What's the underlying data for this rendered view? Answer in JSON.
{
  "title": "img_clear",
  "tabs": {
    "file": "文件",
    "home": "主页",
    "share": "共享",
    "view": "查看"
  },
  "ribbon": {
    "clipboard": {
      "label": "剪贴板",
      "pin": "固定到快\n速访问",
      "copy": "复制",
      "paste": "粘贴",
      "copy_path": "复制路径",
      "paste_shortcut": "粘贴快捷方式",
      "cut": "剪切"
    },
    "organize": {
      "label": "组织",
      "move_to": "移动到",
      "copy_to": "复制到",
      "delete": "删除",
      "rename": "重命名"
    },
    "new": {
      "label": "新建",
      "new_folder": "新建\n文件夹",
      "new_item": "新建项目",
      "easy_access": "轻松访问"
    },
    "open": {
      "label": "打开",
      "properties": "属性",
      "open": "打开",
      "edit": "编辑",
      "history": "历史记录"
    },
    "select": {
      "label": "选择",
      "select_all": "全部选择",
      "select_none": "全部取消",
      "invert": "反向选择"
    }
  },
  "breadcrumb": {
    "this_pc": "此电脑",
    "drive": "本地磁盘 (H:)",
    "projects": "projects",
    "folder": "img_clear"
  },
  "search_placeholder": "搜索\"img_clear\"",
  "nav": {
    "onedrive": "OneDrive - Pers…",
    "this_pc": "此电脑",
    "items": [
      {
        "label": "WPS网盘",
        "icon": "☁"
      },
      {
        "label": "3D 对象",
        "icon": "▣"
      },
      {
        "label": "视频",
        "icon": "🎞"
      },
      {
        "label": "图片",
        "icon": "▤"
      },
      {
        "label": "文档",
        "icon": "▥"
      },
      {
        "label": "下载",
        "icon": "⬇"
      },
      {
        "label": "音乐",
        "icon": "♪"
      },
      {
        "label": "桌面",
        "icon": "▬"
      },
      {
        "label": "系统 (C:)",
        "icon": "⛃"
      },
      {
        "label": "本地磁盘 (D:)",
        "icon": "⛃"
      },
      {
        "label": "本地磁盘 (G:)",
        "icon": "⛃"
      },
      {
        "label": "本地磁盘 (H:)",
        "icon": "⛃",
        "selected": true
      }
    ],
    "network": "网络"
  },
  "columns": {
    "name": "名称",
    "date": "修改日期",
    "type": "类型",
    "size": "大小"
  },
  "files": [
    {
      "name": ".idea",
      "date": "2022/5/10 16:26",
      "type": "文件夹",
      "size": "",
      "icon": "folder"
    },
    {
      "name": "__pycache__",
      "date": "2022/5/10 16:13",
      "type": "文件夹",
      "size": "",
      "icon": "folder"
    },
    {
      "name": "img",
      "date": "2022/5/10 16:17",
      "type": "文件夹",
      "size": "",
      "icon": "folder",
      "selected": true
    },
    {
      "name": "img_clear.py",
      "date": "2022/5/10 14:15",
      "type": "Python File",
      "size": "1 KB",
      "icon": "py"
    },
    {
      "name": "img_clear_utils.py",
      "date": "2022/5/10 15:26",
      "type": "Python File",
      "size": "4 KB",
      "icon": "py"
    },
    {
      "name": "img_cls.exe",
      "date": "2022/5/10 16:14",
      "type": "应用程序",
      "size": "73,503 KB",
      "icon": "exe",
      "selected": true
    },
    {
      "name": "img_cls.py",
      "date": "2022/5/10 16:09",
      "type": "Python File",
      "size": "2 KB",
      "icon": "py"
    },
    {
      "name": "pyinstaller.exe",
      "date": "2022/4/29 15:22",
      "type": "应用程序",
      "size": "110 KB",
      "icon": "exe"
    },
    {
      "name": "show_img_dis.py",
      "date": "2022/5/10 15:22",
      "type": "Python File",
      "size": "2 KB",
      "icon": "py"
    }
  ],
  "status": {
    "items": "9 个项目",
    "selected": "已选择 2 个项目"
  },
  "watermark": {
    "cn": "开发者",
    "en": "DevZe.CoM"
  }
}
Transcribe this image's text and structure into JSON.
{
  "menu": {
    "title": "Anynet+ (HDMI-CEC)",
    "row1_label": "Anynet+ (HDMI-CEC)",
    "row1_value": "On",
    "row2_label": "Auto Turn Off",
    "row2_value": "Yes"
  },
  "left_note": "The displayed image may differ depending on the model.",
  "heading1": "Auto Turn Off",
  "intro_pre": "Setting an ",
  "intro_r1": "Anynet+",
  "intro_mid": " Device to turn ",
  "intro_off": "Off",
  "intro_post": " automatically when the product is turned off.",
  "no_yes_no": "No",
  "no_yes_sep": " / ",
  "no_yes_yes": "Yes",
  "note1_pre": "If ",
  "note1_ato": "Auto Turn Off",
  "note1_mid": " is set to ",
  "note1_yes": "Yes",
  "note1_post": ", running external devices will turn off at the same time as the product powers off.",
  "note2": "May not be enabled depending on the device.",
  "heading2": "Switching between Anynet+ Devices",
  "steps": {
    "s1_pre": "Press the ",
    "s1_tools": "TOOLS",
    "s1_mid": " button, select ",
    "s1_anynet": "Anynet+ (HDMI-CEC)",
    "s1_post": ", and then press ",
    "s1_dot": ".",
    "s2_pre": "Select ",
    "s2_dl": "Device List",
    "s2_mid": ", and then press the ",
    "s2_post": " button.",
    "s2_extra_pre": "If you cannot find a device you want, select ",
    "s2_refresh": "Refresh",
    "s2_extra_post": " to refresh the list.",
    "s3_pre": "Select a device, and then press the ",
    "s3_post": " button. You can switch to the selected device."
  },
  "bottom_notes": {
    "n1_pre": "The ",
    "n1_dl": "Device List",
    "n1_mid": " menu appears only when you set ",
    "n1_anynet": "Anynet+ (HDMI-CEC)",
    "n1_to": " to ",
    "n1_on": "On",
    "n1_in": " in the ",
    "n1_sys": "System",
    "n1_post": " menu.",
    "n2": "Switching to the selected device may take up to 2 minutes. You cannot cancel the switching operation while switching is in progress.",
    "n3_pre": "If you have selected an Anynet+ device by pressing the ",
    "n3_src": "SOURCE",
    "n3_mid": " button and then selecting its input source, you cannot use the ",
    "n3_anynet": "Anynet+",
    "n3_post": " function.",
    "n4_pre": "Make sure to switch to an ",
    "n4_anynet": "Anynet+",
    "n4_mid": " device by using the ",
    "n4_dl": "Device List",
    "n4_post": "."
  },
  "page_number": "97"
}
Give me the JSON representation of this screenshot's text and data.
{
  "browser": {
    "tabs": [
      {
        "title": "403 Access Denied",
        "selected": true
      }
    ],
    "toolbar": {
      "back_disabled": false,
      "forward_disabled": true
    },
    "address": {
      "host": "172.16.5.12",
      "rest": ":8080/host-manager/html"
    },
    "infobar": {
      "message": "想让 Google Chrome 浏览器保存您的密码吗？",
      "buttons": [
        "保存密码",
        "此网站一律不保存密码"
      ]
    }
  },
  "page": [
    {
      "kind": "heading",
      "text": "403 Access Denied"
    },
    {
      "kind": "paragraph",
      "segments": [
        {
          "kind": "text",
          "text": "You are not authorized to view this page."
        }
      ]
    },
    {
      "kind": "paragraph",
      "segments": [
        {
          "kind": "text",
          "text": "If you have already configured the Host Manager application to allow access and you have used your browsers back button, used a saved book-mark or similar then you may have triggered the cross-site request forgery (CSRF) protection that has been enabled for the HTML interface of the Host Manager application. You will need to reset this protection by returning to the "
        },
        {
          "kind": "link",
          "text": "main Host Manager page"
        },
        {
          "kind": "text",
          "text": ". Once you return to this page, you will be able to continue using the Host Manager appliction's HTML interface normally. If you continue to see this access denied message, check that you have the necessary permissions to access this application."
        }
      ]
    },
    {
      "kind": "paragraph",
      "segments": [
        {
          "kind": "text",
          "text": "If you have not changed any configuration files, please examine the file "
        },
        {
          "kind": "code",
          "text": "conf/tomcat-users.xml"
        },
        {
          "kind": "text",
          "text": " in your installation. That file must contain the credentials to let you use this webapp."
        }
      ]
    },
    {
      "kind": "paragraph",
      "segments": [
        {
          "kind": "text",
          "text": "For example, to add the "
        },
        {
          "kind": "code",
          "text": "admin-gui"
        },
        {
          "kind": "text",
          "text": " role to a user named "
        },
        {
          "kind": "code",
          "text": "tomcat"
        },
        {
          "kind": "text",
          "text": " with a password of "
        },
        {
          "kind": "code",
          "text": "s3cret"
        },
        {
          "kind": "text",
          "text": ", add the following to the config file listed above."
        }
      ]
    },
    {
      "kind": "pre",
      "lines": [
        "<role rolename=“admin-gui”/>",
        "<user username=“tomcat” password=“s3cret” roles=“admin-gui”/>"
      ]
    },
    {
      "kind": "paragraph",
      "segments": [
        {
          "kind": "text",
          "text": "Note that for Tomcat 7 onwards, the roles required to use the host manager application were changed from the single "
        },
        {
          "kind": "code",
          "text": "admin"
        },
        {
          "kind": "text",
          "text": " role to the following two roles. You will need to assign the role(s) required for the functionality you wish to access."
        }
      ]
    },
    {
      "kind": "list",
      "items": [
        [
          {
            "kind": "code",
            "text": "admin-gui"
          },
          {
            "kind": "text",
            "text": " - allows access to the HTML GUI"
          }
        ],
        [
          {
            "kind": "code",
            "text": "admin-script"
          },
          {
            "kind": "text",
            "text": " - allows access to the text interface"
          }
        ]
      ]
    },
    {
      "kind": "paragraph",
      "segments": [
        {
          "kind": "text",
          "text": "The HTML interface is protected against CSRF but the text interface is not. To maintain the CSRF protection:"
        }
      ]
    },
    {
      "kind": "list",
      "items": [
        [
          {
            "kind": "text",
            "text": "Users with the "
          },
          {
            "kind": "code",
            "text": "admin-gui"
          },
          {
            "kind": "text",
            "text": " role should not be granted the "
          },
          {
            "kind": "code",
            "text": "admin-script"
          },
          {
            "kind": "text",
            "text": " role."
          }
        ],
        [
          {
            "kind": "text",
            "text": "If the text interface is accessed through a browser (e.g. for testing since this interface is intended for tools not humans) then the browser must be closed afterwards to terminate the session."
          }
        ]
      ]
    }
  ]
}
····················
- [Direction]:
Only the number is wanted: how many lines of the material contain the word "depending"?

- [Task answer]:
2